INPUT DATA Block Start

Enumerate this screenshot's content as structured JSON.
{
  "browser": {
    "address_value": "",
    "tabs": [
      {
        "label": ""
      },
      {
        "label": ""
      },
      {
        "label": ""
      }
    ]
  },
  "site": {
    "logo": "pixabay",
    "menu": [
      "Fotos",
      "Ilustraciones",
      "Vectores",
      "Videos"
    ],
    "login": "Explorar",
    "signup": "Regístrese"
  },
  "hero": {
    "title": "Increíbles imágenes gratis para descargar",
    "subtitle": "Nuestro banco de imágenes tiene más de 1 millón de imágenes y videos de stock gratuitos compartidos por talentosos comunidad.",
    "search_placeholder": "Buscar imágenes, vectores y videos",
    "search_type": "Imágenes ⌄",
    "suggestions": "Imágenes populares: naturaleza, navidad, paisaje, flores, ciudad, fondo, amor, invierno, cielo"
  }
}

INPUT DATA Block End
INPUT DATA Block Start

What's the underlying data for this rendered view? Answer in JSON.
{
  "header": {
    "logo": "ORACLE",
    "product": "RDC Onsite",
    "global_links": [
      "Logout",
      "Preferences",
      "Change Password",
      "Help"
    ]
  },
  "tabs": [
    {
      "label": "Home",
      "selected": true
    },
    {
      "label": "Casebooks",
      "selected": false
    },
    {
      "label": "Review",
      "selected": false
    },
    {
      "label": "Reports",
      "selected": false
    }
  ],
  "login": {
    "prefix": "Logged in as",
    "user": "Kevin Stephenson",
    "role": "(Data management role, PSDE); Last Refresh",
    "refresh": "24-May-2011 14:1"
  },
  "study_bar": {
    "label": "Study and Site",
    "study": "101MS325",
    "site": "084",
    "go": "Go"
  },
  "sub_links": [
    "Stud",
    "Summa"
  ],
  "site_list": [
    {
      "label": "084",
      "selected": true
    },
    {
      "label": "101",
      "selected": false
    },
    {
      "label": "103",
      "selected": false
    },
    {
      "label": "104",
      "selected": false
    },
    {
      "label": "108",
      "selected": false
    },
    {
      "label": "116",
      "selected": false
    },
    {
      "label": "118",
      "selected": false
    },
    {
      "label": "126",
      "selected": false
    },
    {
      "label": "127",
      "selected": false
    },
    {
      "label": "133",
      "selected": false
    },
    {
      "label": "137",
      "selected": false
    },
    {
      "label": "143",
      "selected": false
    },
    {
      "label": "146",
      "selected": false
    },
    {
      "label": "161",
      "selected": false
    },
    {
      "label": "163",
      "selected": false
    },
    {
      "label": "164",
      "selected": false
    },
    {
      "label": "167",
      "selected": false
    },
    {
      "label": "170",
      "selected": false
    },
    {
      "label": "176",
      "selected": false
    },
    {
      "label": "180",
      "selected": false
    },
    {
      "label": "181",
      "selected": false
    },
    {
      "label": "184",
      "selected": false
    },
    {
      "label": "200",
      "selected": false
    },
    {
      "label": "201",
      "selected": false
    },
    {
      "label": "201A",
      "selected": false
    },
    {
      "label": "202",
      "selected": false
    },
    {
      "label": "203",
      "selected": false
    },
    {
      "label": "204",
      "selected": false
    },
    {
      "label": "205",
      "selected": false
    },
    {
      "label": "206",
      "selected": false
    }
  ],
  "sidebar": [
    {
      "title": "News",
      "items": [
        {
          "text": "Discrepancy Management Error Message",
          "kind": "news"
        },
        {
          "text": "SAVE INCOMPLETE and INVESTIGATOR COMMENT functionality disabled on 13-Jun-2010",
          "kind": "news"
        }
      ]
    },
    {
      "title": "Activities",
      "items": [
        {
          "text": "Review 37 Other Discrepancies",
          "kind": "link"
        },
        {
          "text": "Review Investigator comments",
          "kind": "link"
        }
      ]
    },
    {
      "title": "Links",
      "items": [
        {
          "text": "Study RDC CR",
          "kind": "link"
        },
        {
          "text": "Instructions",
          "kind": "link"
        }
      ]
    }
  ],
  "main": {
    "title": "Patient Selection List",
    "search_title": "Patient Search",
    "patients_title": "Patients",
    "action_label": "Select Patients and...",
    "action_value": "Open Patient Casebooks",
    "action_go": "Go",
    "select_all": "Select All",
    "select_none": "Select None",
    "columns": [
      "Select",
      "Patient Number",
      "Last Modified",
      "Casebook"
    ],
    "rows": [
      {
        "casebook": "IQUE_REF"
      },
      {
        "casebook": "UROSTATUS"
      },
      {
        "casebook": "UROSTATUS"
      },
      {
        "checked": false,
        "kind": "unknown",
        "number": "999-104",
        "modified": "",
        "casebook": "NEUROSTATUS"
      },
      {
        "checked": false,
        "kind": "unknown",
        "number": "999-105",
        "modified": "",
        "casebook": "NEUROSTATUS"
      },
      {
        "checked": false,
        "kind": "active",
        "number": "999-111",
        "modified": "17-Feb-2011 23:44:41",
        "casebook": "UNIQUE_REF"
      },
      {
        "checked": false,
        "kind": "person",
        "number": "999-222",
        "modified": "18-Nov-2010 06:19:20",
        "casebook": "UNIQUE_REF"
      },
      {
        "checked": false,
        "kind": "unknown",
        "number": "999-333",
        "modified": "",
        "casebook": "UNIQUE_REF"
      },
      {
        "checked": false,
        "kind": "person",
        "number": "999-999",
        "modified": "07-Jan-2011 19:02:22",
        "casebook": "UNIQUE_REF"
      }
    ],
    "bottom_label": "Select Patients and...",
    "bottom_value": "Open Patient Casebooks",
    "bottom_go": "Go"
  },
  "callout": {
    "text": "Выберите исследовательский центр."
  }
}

INPUT DATA Block End

--- THE TASK ---
Tally the lines in the material above that contain "JSON". Respond with the number and nothing else.

--- COMPLETED TASK ---
2